═════ Document excerpt ═════

Rather than using a list and doing everything twice, it would be more object-oriented to have two seperate classes then glue them together with a third class. I propose maybe using the STRATEGY pattern or DECORATOR pattern to acheive this. These patterns are just a way
of acheiving the same thing as the list in check() except it will be
extendable and easier to understand (from an OOP point of view!).

I’m not sure about the patterns STRATEGY and DECORATOR. Perhaps I am not as familiar with OOP as i though i was. But go ahead. Write a demonstration. I think this project should be as object orientated as possible. Perhaps you can explain to me why we need 3 classes, I am not sure why you would split the dualsocket into 3.

Thanx for your quick replies Saluk and Blender_owl.

Regarding the check() function, in C++ a 2-dimensional array is like a table with columns and rows (or a matrix in 3d maths).

this is a table 10x10 which is 2-dimensional:


char list[10][10]  

this is a one-dimensional list of 10 elements:


char list[10]

Is it the same in python?

Saluk said this:

Yeah, I think object oriented might be the right way to go. In fact I’m not sure if we really need the dualsocket code at all, rather a udpsocket and a tcpsocket module and use them both in the server and class. But I’m not really sure how to go about it.

I would say that the dualsocket code is fine except it is not very extendable or re-usable. What if you wanted to add another protocol other than UDP or TCP? You would have to go through the code and change every function. The question is - would it EVER be feasible to have more protocols than UDP or TCP, or maybe a different implementation of UDP, TCP at some stage in the future? If not, then there’s not much point in complicating the code with OOP. If the answer is yes then we need to modify the code which brings me nicely to blender_owls question!

I’m not sure about the patterns STRATEGY and DECORATOR. Perhaps I am not as familiar with OOP as i though i was. But go ahead. Write a demonstration. I think this project should be as object orientated as possible. Perhaps you can explain to me why we need 3 classes, I am not sure why you would split the dualsocket into 3.

Forget the DECORATOR, sorry about that! But using the Strategy design pattern we can provide a class that supports UDP and TCP and it will be easy to add new protocols if ever we want to!

For more info about the pattern type “Strategy Design Pattern” into Goggle and you will get loads of info. Design Patterns are just a way of tackling well-known problems in an object-oriented way and for our problem the Strategy is perfect.

═════ Available data ═════

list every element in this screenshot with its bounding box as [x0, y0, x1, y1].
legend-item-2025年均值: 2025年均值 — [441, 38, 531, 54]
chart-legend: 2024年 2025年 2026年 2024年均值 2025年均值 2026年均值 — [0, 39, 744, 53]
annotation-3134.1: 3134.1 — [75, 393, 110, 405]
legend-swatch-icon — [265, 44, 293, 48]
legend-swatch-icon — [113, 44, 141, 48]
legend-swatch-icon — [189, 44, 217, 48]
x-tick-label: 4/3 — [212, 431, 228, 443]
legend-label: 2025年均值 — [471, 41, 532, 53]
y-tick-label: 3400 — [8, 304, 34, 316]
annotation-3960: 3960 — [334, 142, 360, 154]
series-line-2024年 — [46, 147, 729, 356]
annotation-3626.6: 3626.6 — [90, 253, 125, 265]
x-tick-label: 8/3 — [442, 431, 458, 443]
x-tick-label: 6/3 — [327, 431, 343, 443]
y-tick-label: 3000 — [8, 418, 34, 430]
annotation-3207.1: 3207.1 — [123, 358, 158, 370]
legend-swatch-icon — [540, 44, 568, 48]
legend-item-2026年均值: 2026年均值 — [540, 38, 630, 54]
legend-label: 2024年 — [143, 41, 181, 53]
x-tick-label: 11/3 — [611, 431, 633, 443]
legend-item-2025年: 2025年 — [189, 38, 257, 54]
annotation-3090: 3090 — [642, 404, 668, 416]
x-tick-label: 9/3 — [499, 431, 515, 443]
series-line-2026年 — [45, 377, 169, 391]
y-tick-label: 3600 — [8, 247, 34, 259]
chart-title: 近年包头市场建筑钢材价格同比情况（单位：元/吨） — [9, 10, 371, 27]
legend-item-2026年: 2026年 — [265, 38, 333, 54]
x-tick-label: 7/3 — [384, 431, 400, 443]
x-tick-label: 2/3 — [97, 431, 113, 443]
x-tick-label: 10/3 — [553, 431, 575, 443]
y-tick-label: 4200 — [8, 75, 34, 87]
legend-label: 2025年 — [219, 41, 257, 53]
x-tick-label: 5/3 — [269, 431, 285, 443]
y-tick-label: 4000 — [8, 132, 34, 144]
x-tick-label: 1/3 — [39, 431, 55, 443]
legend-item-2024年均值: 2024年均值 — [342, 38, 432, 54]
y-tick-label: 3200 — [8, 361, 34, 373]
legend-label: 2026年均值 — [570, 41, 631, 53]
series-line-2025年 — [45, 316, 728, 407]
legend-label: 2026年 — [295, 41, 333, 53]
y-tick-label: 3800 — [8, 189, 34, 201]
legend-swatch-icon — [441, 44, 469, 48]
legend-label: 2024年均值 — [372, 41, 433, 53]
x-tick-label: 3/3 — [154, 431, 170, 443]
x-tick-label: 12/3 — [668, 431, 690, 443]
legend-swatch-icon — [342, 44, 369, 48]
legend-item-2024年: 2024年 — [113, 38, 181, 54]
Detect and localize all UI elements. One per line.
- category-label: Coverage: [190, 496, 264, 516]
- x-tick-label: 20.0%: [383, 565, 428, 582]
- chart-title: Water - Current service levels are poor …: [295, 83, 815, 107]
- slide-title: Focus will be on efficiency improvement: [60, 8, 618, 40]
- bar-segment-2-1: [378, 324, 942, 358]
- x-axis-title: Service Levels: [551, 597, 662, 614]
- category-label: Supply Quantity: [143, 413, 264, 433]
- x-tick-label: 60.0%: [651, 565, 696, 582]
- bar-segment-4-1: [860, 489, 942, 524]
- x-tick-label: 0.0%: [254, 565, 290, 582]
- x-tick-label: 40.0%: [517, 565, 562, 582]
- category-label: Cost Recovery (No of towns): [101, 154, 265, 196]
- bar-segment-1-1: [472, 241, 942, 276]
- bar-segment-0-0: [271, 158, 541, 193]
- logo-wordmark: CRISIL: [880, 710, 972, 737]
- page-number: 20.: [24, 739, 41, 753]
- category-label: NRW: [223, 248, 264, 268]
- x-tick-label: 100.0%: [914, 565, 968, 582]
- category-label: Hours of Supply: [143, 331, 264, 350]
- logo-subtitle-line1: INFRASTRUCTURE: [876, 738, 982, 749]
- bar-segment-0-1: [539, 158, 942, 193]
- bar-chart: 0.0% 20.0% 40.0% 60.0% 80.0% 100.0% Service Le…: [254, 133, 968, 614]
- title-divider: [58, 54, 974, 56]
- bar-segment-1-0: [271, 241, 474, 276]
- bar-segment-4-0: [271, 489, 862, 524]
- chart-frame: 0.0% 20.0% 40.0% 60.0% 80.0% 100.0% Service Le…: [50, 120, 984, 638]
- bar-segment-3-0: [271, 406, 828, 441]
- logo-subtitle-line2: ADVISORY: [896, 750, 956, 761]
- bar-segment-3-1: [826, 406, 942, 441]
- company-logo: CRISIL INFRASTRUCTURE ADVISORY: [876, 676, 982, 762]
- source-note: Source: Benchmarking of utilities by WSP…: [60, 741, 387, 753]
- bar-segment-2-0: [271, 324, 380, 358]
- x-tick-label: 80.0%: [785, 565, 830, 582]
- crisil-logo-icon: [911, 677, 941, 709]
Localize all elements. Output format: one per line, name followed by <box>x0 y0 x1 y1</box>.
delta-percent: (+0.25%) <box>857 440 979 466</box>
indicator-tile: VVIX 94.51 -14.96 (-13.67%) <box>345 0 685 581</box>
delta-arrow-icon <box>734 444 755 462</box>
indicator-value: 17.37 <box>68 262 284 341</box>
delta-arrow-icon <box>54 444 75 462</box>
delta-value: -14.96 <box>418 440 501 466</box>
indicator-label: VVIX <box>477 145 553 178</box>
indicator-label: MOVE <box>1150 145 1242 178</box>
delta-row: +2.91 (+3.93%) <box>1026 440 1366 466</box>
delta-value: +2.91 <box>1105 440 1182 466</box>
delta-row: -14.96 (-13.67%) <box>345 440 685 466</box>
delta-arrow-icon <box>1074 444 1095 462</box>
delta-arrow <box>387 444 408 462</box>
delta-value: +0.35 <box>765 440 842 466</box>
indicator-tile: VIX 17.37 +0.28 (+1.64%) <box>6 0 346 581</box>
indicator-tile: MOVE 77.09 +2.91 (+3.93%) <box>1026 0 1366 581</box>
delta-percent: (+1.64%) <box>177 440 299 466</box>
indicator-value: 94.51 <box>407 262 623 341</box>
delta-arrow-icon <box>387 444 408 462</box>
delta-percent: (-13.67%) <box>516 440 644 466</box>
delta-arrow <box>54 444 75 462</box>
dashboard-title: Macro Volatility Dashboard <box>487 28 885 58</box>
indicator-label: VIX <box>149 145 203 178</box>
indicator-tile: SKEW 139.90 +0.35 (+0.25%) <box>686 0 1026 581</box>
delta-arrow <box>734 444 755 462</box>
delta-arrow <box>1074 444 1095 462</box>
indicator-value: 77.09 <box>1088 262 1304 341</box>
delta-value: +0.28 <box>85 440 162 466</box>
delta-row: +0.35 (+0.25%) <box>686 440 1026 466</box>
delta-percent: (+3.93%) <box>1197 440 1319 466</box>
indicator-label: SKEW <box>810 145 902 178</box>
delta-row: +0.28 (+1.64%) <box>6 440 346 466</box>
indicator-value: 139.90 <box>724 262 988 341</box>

═════

--- Work instructions ---
1. Decide whether each statement below agrees with the forum discussion about the dualsocket code. For each, answer yes or no and quote the words of the discussion that decide it.
(a) The poster who first suggests the STRATEGY or DECORATOR pattern later drops the DECORATOR idea.
(b) The discussion describes the C++ declaration char list[10] as a 10x10 table.
(c) Saluk suggests using a udpsocket module and a tcpsocket module.
2. Write the next few sentences of the forum discussion about the dualsocket code, picking up after its final line.

--- Your written answers ---
1.
(a) Yes: "Forget the DECORATOR, sorry about that!"
(b) No: "this is a one-dimensional list of 10 elements:"
(c) Yes: "rather a udpsocket and a tcpsocket module and use them both in the server and class."

2.
Put simply we can have a Connection or Link class (or something) that provides the interface. link.send() link.receive(), etc. The link class contains a reference to a protocol which is initialised when the object is created. All methods, such as send() and receive() delegate to the protocol:


class Link:
   def __init__(self, protocol)
       self.protocol = protocol
      
   def send(self)
       protocol.send()

   def receive(self)
       protocol.receive()

protocol is a reference to the Protocol class which is the interface for the different protocols:


class TCPSocket(Protocol)
   def send(self)
       #send a tcp socket here

class UDPSocket(Protocol)
   def send(self)
       #send a udp socket here

All the client would do is this:


udpSocket = UDPSocket

link = Link(udpSocket)
link.send(data)

or to get the dualsocket behaviour:


sockets = [ UDPSocket, TCPSocket ]

sockets[0].send(data)  #send udp
sockets[1].send(data)  #send tcp

Sorry about my python - its crap. Hope you can understand it!

Although it may sound quite over the top it is actually quite simple to use in practise because all coding is done in logical black boxes. To receive a UDP message, add code to UDPSocket.receive(). To connect to a TCP socket, add code to TCPSocket.connect().

Also, it is extendable. We could add a SerialComms protocol and write the send, recevie, connect, close methods and it would work without chaning any existing code.

I will get my python book out and start learning it properly (I am reading lots of books and learning it well, but not wrote any scripts yet as you can probably tell!). Over the weekend I will try to get version working and let you guys know how I go on. In the meantime, any thoughts?